• _Aim of the task_
Count each line below that has "CORRELATION" anywhere in it. Answer with the total alone.

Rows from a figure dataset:

>> Begin

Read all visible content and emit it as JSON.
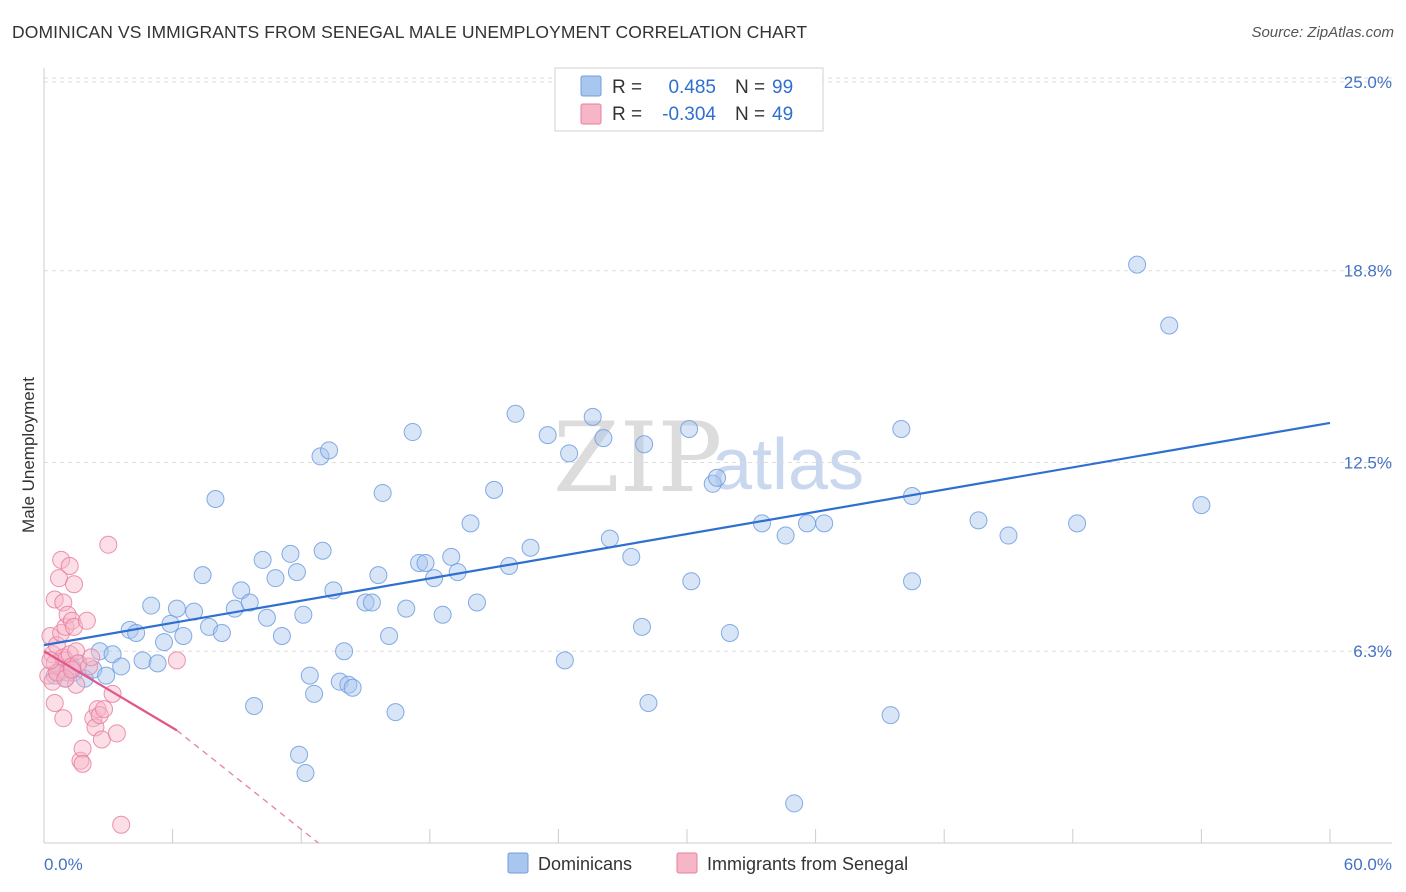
{
  "title": "DOMINICAN VS IMMIGRANTS FROM SENEGAL MALE UNEMPLOYMENT CORRELATION CHART",
  "source": "Source: ZipAtlas.com",
  "watermark": {
    "zip": "ZIP",
    "atlas": "atlas"
  },
  "legend": {
    "rows": [
      {
        "r_label": "R =",
        "r_value": "0.485",
        "n_label": "N =",
        "n_value": "99",
        "color": "#a9c6ee"
      },
      {
        "r_label": "R =",
        "r_value": "-0.304",
        "n_label": "N =",
        "n_value": "49",
        "color": "#f7b6c8"
      }
    ]
  },
  "bottom_legend": [
    {
      "label": "Dominicans",
      "color": "#a9c6ee"
    },
    {
      "label": "Immigrants from Senegal",
      "color": "#f7b6c8"
    }
  ],
  "chart_data": {
    "type": "scatter",
    "title": "DOMINICAN VS IMMIGRANTS FROM SENEGAL MALE UNEMPLOYMENT CORRELATION CHART",
    "xlabel": "",
    "ylabel": "Male Unemployment",
    "xlim": [
      0,
      60
    ],
    "ylim": [
      0,
      25
    ],
    "x_tick_labels": [
      "0.0%",
      "60.0%"
    ],
    "y_ticks": [
      6.3,
      12.5,
      18.8,
      25.0
    ],
    "y_tick_labels": [
      "6.3%",
      "12.5%",
      "18.8%",
      "25.0%"
    ],
    "grid": true,
    "series": [
      {
        "name": "Dominicans",
        "color": "#6f9ee0",
        "fill": "#a9c6ee",
        "trend": {
          "x0": 0,
          "y0": 6.5,
          "x1": 60,
          "y1": 13.8
        },
        "points": [
          [
            0.5,
            5.5
          ],
          [
            0.8,
            5.7
          ],
          [
            1.0,
            5.4
          ],
          [
            1.2,
            5.8
          ],
          [
            1.4,
            5.6
          ],
          [
            1.6,
            5.9
          ],
          [
            1.9,
            5.4
          ],
          [
            2.3,
            5.7
          ],
          [
            2.6,
            6.3
          ],
          [
            2.9,
            5.5
          ],
          [
            3.2,
            6.2
          ],
          [
            3.6,
            5.8
          ],
          [
            4.0,
            7.0
          ],
          [
            4.3,
            6.9
          ],
          [
            4.6,
            6.0
          ],
          [
            5.0,
            7.8
          ],
          [
            5.3,
            5.9
          ],
          [
            5.6,
            6.6
          ],
          [
            5.9,
            7.2
          ],
          [
            6.2,
            7.7
          ],
          [
            6.5,
            6.8
          ],
          [
            7.0,
            7.6
          ],
          [
            7.4,
            8.8
          ],
          [
            7.7,
            7.1
          ],
          [
            8.0,
            11.3
          ],
          [
            8.3,
            6.9
          ],
          [
            8.9,
            7.7
          ],
          [
            9.2,
            8.3
          ],
          [
            9.6,
            7.9
          ],
          [
            9.8,
            4.5
          ],
          [
            10.2,
            9.3
          ],
          [
            10.4,
            7.4
          ],
          [
            10.8,
            8.7
          ],
          [
            11.1,
            6.8
          ],
          [
            11.5,
            9.5
          ],
          [
            11.8,
            8.9
          ],
          [
            11.9,
            2.9
          ],
          [
            12.1,
            7.5
          ],
          [
            12.4,
            5.5
          ],
          [
            12.6,
            4.9
          ],
          [
            12.9,
            12.7
          ],
          [
            13.0,
            9.6
          ],
          [
            13.3,
            12.9
          ],
          [
            13.5,
            8.3
          ],
          [
            13.8,
            5.3
          ],
          [
            14.0,
            6.3
          ],
          [
            14.2,
            5.2
          ],
          [
            14.4,
            5.1
          ],
          [
            15.0,
            7.9
          ],
          [
            15.3,
            7.9
          ],
          [
            15.6,
            8.8
          ],
          [
            15.8,
            11.5
          ],
          [
            16.1,
            6.8
          ],
          [
            16.4,
            4.3
          ],
          [
            16.9,
            7.7
          ],
          [
            17.2,
            13.5
          ],
          [
            17.5,
            9.2
          ],
          [
            17.8,
            9.2
          ],
          [
            18.2,
            8.7
          ],
          [
            18.6,
            7.5
          ],
          [
            19.0,
            9.4
          ],
          [
            19.3,
            8.9
          ],
          [
            19.9,
            10.5
          ],
          [
            20.2,
            7.9
          ],
          [
            21.0,
            11.6
          ],
          [
            21.7,
            9.1
          ],
          [
            22.0,
            14.1
          ],
          [
            22.7,
            9.7
          ],
          [
            23.5,
            13.4
          ],
          [
            24.3,
            6.0
          ],
          [
            24.5,
            12.8
          ],
          [
            25.6,
            14.0
          ],
          [
            26.1,
            13.3
          ],
          [
            26.4,
            10.0
          ],
          [
            27.4,
            9.4
          ],
          [
            28.0,
            13.1
          ],
          [
            27.9,
            7.1
          ],
          [
            28.2,
            4.6
          ],
          [
            30.2,
            8.6
          ],
          [
            30.1,
            13.6
          ],
          [
            31.2,
            11.8
          ],
          [
            31.4,
            12.0
          ],
          [
            32.0,
            6.9
          ],
          [
            33.5,
            10.5
          ],
          [
            34.6,
            10.1
          ],
          [
            35.6,
            10.5
          ],
          [
            36.4,
            10.5
          ],
          [
            39.5,
            4.2
          ],
          [
            40.0,
            13.6
          ],
          [
            40.5,
            11.4
          ],
          [
            40.5,
            8.6
          ],
          [
            43.6,
            10.6
          ],
          [
            45.0,
            10.1
          ],
          [
            48.2,
            10.5
          ],
          [
            51.0,
            19.0
          ],
          [
            52.5,
            17.0
          ],
          [
            54.0,
            11.1
          ],
          [
            12.2,
            2.3
          ],
          [
            35.0,
            1.3
          ]
        ]
      },
      {
        "name": "Immigrants from Senegal",
        "color": "#e77fa2",
        "fill": "#f7b6c8",
        "trend": {
          "x0": 0,
          "y0": 6.3,
          "x1": 6.2,
          "y1": 3.7,
          "dash_to": {
            "x": 12.8,
            "y": 0.0
          }
        },
        "points": [
          [
            0.2,
            5.5
          ],
          [
            0.3,
            6.8
          ],
          [
            0.4,
            6.2
          ],
          [
            0.5,
            8.0
          ],
          [
            0.5,
            5.9
          ],
          [
            0.6,
            6.5
          ],
          [
            0.7,
            8.7
          ],
          [
            0.7,
            5.6
          ],
          [
            0.8,
            6.9
          ],
          [
            0.8,
            9.3
          ],
          [
            0.9,
            7.9
          ],
          [
            0.9,
            6.1
          ],
          [
            1.0,
            7.1
          ],
          [
            1.0,
            6.0
          ],
          [
            1.1,
            7.5
          ],
          [
            1.1,
            5.6
          ],
          [
            1.2,
            9.1
          ],
          [
            1.2,
            6.2
          ],
          [
            1.3,
            7.3
          ],
          [
            1.3,
            5.8
          ],
          [
            1.4,
            8.5
          ],
          [
            1.4,
            7.1
          ],
          [
            1.5,
            6.3
          ],
          [
            1.5,
            5.2
          ],
          [
            1.6,
            5.9
          ],
          [
            1.7,
            2.7
          ],
          [
            1.8,
            3.1
          ],
          [
            2.0,
            7.3
          ],
          [
            2.1,
            5.8
          ],
          [
            2.2,
            6.1
          ],
          [
            2.3,
            4.1
          ],
          [
            2.4,
            3.8
          ],
          [
            2.5,
            4.4
          ],
          [
            2.6,
            4.2
          ],
          [
            2.7,
            3.4
          ],
          [
            3.0,
            9.8
          ],
          [
            3.2,
            4.9
          ],
          [
            3.4,
            3.6
          ],
          [
            3.6,
            0.6
          ],
          [
            6.2,
            6.0
          ],
          [
            0.4,
            5.3
          ],
          [
            0.6,
            5.6
          ],
          [
            0.9,
            4.1
          ],
          [
            1.0,
            5.4
          ],
          [
            1.8,
            2.6
          ],
          [
            0.3,
            6.0
          ],
          [
            0.5,
            4.6
          ],
          [
            1.3,
            5.7
          ],
          [
            2.8,
            4.4
          ]
        ]
      }
    ]
  }
}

>> End

• _Full solution_
2